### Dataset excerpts
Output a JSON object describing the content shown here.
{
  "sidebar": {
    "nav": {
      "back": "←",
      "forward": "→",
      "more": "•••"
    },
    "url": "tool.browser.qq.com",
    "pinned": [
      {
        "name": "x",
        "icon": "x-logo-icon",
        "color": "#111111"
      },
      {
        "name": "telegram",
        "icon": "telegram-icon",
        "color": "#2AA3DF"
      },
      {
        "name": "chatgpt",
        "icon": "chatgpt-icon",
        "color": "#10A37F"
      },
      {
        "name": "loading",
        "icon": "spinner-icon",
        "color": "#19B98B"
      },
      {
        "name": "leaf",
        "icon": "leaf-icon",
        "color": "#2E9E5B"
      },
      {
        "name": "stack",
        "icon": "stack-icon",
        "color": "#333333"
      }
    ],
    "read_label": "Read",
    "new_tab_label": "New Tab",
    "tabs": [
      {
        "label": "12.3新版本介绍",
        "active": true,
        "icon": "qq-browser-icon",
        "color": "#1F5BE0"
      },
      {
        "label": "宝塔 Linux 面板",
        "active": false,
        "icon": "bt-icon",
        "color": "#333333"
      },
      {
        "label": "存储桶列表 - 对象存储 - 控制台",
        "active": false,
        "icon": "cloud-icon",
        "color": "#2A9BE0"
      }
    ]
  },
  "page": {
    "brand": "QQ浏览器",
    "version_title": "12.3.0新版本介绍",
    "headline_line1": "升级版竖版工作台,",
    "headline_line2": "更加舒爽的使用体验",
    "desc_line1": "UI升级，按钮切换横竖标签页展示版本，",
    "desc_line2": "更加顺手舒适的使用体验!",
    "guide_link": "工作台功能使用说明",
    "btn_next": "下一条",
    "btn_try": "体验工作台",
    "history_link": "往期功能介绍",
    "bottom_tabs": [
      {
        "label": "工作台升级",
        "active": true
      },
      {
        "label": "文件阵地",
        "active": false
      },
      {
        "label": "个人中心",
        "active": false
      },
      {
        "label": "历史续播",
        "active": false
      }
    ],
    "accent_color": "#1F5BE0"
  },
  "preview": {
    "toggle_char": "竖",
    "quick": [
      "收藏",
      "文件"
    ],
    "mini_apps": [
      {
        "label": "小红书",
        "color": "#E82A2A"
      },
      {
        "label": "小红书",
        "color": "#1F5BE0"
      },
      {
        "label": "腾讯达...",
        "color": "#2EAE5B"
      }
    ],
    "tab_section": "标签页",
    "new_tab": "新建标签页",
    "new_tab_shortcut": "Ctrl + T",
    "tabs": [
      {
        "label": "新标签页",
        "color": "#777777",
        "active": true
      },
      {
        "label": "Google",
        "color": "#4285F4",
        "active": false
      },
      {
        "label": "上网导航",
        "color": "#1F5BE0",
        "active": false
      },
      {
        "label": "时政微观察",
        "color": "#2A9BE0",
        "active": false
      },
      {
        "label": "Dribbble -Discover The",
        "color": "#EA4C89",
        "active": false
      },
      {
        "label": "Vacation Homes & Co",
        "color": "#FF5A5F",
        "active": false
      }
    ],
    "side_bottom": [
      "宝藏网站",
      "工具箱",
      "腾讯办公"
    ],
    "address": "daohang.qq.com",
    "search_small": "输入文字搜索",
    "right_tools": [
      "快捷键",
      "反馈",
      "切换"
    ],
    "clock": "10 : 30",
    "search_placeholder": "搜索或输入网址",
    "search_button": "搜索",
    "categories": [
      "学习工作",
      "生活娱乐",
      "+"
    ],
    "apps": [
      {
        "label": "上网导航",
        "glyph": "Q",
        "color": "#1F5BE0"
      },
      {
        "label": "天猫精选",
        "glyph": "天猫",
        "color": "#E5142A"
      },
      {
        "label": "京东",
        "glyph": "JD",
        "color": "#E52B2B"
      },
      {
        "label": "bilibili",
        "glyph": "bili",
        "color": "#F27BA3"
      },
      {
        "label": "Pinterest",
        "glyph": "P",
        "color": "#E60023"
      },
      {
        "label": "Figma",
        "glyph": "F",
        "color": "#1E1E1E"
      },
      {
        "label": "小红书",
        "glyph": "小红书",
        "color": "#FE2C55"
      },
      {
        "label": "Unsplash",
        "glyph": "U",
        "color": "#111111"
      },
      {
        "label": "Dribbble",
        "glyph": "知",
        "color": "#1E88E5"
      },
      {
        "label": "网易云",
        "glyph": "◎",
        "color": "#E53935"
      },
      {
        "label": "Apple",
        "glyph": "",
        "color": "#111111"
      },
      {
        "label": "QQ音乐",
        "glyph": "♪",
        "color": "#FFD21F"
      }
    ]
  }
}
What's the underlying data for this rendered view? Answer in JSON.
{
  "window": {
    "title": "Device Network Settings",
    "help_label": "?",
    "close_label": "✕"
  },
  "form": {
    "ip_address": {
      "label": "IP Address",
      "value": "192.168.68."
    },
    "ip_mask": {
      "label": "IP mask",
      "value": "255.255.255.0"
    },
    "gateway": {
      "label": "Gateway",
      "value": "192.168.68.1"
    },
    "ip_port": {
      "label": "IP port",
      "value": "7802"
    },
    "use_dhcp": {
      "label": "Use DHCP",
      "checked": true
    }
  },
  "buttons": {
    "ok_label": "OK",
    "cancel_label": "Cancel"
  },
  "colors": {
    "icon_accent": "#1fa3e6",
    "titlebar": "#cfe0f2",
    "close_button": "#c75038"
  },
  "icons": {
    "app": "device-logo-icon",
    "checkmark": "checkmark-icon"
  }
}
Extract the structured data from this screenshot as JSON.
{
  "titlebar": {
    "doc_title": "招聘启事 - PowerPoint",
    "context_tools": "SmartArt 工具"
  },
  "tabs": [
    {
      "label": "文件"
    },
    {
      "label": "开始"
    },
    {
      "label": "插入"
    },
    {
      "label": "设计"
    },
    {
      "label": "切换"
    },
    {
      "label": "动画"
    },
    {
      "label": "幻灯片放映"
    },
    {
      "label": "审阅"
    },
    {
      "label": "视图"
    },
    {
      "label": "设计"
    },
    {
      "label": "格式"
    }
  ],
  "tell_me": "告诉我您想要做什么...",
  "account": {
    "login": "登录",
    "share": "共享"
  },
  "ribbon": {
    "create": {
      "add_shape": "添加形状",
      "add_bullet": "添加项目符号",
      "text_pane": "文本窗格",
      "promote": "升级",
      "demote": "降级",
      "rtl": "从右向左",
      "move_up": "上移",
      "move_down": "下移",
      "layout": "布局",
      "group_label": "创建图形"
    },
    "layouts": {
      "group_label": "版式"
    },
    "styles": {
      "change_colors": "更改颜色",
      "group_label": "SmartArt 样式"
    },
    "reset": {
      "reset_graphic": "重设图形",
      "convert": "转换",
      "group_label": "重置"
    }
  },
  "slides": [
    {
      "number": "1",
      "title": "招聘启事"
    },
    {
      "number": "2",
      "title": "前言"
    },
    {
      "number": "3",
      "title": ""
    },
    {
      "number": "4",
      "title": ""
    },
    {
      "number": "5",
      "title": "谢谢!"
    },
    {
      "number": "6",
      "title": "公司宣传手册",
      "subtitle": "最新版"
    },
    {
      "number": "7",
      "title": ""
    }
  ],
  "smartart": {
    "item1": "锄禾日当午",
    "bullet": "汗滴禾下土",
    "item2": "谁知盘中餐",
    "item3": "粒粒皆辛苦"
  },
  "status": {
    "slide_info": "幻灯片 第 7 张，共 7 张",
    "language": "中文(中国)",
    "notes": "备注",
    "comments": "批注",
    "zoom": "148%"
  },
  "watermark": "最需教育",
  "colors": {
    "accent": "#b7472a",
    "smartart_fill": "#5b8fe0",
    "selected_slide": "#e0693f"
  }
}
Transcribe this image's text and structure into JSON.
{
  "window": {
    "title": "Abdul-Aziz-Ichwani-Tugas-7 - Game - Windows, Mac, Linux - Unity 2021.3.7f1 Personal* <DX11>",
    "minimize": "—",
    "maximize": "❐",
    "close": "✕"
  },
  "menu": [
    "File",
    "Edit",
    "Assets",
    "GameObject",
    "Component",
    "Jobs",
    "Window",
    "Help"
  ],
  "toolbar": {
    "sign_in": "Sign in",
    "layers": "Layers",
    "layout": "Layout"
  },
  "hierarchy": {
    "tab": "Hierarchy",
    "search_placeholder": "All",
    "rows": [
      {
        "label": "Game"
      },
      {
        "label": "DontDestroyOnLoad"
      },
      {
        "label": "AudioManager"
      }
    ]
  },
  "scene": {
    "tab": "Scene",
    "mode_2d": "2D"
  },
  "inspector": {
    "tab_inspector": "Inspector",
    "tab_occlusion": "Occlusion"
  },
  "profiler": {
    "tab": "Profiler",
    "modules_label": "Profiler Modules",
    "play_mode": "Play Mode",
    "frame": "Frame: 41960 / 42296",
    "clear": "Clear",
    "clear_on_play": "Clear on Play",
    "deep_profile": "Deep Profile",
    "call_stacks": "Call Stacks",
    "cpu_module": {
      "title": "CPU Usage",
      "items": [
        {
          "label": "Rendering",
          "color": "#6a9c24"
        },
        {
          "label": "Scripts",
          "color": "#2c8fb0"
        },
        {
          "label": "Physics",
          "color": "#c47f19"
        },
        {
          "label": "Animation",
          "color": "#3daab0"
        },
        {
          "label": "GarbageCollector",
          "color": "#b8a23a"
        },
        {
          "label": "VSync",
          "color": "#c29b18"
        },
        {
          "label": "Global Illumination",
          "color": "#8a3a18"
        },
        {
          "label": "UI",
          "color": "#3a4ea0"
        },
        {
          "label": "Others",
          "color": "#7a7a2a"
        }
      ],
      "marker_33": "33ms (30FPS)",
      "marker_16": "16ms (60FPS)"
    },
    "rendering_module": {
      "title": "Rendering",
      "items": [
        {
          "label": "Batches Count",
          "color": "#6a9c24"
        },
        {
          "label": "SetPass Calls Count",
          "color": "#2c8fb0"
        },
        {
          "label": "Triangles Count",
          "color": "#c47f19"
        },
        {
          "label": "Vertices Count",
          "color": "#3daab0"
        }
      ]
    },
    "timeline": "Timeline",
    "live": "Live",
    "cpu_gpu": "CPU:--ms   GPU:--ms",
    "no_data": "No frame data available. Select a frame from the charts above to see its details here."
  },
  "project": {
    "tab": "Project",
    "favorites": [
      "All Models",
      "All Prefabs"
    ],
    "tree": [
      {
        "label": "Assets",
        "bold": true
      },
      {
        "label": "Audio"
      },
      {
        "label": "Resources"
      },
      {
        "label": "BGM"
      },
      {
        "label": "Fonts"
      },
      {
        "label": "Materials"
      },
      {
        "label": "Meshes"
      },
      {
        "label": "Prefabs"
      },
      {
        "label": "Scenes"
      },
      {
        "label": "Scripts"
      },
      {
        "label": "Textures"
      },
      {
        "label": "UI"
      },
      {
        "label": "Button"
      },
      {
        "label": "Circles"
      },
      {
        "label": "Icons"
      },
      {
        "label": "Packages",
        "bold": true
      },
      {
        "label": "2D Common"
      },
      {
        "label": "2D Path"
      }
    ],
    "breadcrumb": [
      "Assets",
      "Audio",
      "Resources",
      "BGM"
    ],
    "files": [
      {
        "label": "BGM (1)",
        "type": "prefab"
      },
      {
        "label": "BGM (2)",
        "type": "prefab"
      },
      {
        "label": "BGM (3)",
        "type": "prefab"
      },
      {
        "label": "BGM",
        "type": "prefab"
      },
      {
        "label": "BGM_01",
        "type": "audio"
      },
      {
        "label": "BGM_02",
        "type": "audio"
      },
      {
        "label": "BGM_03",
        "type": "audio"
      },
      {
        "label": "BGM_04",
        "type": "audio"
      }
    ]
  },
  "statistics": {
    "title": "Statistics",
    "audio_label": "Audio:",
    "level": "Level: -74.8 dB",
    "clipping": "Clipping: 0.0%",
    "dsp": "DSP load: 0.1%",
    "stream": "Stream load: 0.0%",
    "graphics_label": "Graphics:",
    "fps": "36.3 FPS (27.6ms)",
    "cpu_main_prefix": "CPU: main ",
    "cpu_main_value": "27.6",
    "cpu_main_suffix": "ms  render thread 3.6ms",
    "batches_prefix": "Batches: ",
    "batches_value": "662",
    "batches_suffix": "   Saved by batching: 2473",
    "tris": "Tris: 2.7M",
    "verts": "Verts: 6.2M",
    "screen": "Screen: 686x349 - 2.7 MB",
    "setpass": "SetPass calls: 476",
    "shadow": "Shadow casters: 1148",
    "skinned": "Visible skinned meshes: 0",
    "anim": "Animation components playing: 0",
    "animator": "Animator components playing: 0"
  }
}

### SHORT PROBLEM
Check every line of the data above for the string "Linux", and copy those that have it.

### EXERCISE OUTPUT
        "label": "宝塔 Linux 面板",
    "title": "Abdul-Aziz-Ichwani-Tugas-7 - Game - Windows, Mac, Linux - Unity 2021.3.7f1 Personal* <DX11>",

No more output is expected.